• Objective:
Take each line that has the word "Execution" and return it.

• Records provided:
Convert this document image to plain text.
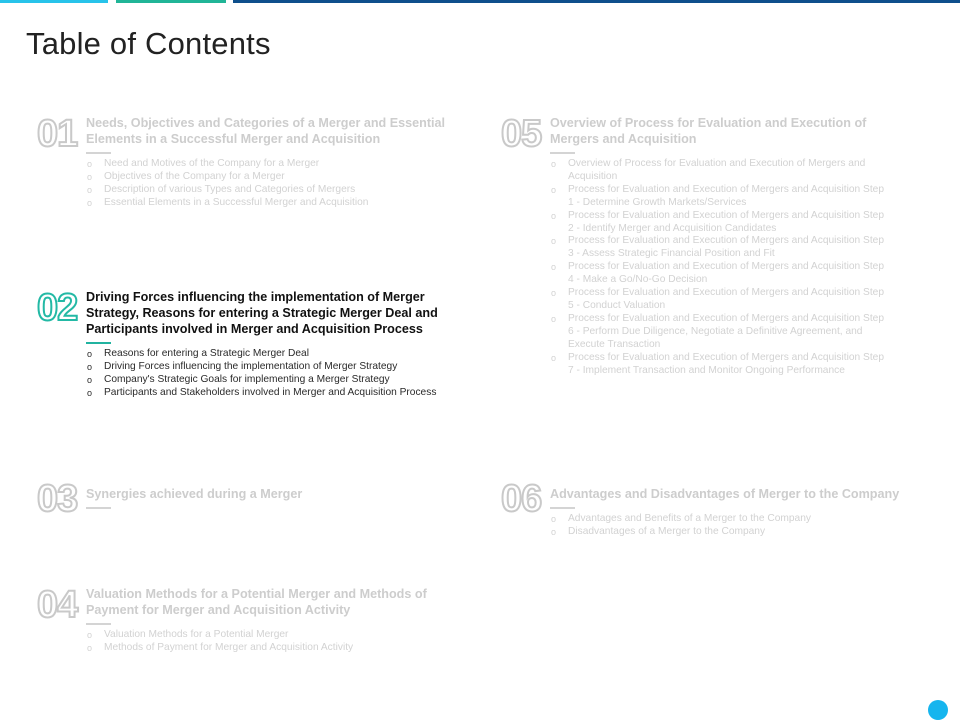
Table of Contents
01 Needs, Objectives and Categories of a Merger and Essential Elements in a Successful Merger and Acquisition
o Need and Motives of the Company for a Merger
o Objectives of the Company for a Merger
o Description of various Types and Categories of Mergers
o Essential Elements in a Successful Merger and Acquisition
02 Driving Forces influencing the implementation of Merger Strategy, Reasons for entering a Strategic Merger Deal and Participants involved in Merger and Acquisition Process
o Reasons for entering a Strategic Merger Deal
o Driving Forces influencing the implementation of Merger Strategy
o Company's Strategic Goals for implementing a Merger Strategy
o Participants and Stakeholders involved in Merger and Acquisition Process
03 Synergies achieved during a Merger
04 Valuation Methods for a Potential Merger and Methods of Payment for Merger and Acquisition Activity
o Valuation Methods for a Potential Merger
o Methods of Payment for Merger and Acquisition Activity
05 Overview of Process for Evaluation and Execution of Mergers and Acquisition
o Overview of Process for Evaluation and Execution of Mergers and Acquisition
o Process for Evaluation and Execution of Mergers and Acquisition Step 1 - Determine Growth Markets/Services
o Process for Evaluation and Execution of Mergers and Acquisition Step 2 - Identify Merger and Acquisition Candidates
o Process for Evaluation and Execution of Mergers and Acquisition Step 3 - Assess Strategic Financial Position and Fit
o Process for Evaluation and Execution of Mergers and Acquisition Step 4 - Make a Go/No-Go Decision
o Process for Evaluation and Execution of Mergers and Acquisition Step 5 - Conduct Valuation
o Process for Evaluation and Execution of Mergers and Acquisition Step 6 - Perform Due Diligence, Negotiate a Definitive Agreement, and Execute Transaction
o Process for Evaluation and Execution of Mergers and Acquisition Step 7 - Implement Transaction and Monitor Ongoing Performance
06 Advantages and Disadvantages of Merger to the Company
o Advantages and Benefits of a Merger to the Company
o Disadvantages of a Merger to the Company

• Response to this exercise:
05 Overview of Process for Evaluation and Execution of Mergers and Acquisition
o Overview of Process for Evaluation and Execution of Mergers and Acquisition
o Process for Evaluation and Execution of Mergers and Acquisition Step 1 - Determine Growth Markets/Services
o Process for Evaluation and Execution of Mergers and Acquisition Step 2 - Identify Merger and Acquisition Candidates
o Process for Evaluation and Execution of Mergers and Acquisition Step 3 - Assess Strategic Financial Position and Fit
o Process for Evaluation and Execution of Mergers and Acquisition Step 4 - Make a Go/No-Go Decision
o Process for Evaluation and Execution of Mergers and Acquisition Step 5 - Conduct Valuation
o Process for Evaluation and Execution of Mergers and Acquisition Step 6 - Perform Due Diligence, Negotiate a Definitive Agreement, and Execute Transaction
o Process for Evaluation and Execution of Mergers and Acquisition Step 7 - Implement Transaction and Monitor Ongoing Performance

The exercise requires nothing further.